◆ Work to complete
Reproduce the listing below in its entirety. Change nothing.

◆ Data in this exercise

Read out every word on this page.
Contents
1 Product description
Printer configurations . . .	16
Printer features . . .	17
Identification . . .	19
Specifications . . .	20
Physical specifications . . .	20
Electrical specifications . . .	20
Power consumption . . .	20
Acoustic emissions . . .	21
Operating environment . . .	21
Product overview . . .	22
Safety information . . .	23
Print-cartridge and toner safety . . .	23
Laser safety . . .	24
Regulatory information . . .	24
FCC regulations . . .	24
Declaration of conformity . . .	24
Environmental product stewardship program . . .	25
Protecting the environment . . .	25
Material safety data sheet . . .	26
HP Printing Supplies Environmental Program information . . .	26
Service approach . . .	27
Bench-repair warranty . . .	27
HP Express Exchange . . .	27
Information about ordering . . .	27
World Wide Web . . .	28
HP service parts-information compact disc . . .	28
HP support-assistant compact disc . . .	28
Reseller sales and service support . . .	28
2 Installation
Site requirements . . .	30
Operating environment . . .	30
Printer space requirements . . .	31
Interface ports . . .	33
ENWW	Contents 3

◆ Result of the exercise
Read out every word on this page.
Contents
1 Product description
Printer configurations . . .	16
Printer features . . .	17
Identification . . .	19
Specifications . . .	20
Physical specifications . . .	20
Electrical specifications . . .	20
Power consumption . . .	20
Acoustic emissions . . .	21
Operating environment . . .	21
Product overview . . .	22
Safety information . . .	23
Print-cartridge and toner safety . . .	23
Laser safety . . .	24
Regulatory information . . .	24
FCC regulations . . .	24
Declaration of conformity . . .	24
Environmental product stewardship program . . .	25
Protecting the environment . . .	25
Material safety data sheet . . .	26
HP Printing Supplies Environmental Program information . . .	26
Service approach . . .	27
Bench-repair warranty . . .	27
HP Express Exchange . . .	27
Information about ordering . . .	27
World Wide Web . . .	28
HP service parts-information compact disc . . .	28
HP support-assistant compact disc . . .	28
Reseller sales and service support . . .	28
2 Installation
Site requirements . . .	30
Operating environment . . .	30
Printer space requirements . . .	31
Interface ports . . .	33
ENWW	Contents 3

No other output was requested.